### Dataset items
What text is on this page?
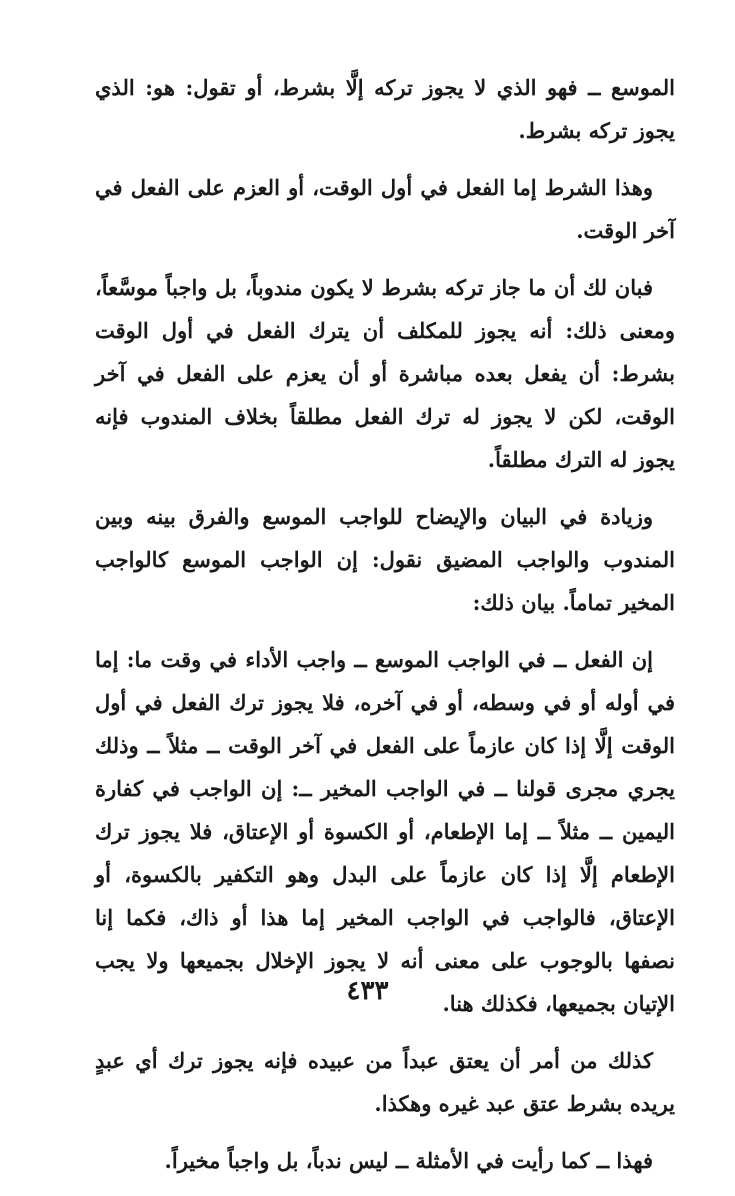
الموسع ــ فهو الذي لا يجوز تركه إلَّا بشرط، أو تقول: هو: الذي يجوز تركه بشرط.

وهذا الشرط إما الفعل في أول الوقت، أو العزم على الفعل في آخر الوقت.

فبان لك أن ما جاز تركه بشرط لا يكون مندوباً، بل واجباً موسَّعاً، ومعنى ذلك: أنه يجوز للمكلف أن يترك الفعل في أول الوقت بشرط: أن يفعل بعده مباشرة أو أن يعزم على الفعل في آخر الوقت، لكن لا يجوز له ترك الفعل مطلقاً بخلاف المندوب فإنه يجوز له الترك مطلقاً.

وزيادة في البيان والإيضاح للواجب الموسع والفرق بينه وبين المندوب والواجب المضيق نقول: إن الواجب الموسع كالواجب المخير تماماً. بيان ذلك:

إن الفعل ــ في الواجب الموسع ــ واجب الأداء في وقت ما: إما في أوله أو في وسطه، أو في آخره، فلا يجوز ترك الفعل في أول الوقت إلَّا إذا كان عازماً على الفعل في آخر الوقت ــ مثلاً ــ وذلك يجري مجرى قولنا ــ في الواجب المخير ــ: إن الواجب في كفارة اليمين ــ مثلاً ــ إما الإطعام، أو الكسوة أو الإعتاق، فلا يجوز ترك الإطعام إلَّا إذا كان عازماً على البدل وهو التكفير بالكسوة، أو الإعتاق، فالواجب في الواجب المخير إما هذا أو ذاك، فكما إنا نصفها بالوجوب على معنى أنه لا يجوز الإخلال بجميعها ولا يجب الإتيان بجميعها، فكذلك هنا.

كذلك من أمر أن يعتق عبداً من عبيده فإنه يجوز ترك أي عبدٍ يريده بشرط عتق عبد غيره وهكذا.

فهذا ــ كما رأيت في الأمثلة ــ ليس ندباً، بل واجباً مخيراً.

٤٣٣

### Stated goal
Every line of the data above should be quoted exactly. Omit the pictures.

### Output of the task
What text is on this page?
الموسع ــ فهو الذي لا يجوز تركه إلَّا بشرط، أو تقول: هو: الذي يجوز تركه بشرط.

وهذا الشرط إما الفعل في أول الوقت، أو العزم على الفعل في آخر الوقت.

فبان لك أن ما جاز تركه بشرط لا يكون مندوباً، بل واجباً موسَّعاً، ومعنى ذلك: أنه يجوز للمكلف أن يترك الفعل في أول الوقت بشرط: أن يفعل بعده مباشرة أو أن يعزم على الفعل في آخر الوقت، لكن لا يجوز له ترك الفعل مطلقاً بخلاف المندوب فإنه يجوز له الترك مطلقاً.

وزيادة في البيان والإيضاح للواجب الموسع والفرق بينه وبين المندوب والواجب المضيق نقول: إن الواجب الموسع كالواجب المخير تماماً. بيان ذلك:

إن الفعل ــ في الواجب الموسع ــ واجب الأداء في وقت ما: إما في أوله أو في وسطه، أو في آخره، فلا يجوز ترك الفعل في أول الوقت إلَّا إذا كان عازماً على الفعل في آخر الوقت ــ مثلاً ــ وذلك يجري مجرى قولنا ــ في الواجب المخير ــ: إن الواجب في كفارة اليمين ــ مثلاً ــ إما الإطعام، أو الكسوة أو الإعتاق، فلا يجوز ترك الإطعام إلَّا إذا كان عازماً على البدل وهو التكفير بالكسوة، أو الإعتاق، فالواجب في الواجب المخير إما هذا أو ذاك، فكما إنا نصفها بالوجوب على معنى أنه لا يجوز الإخلال بجميعها ولا يجب الإتيان بجميعها، فكذلك هنا.

كذلك من أمر أن يعتق عبداً من عبيده فإنه يجوز ترك أي عبدٍ يريده بشرط عتق عبد غيره وهكذا.

فهذا ــ كما رأيت في الأمثلة ــ ليس ندباً، بل واجباً مخيراً.

٤٣٣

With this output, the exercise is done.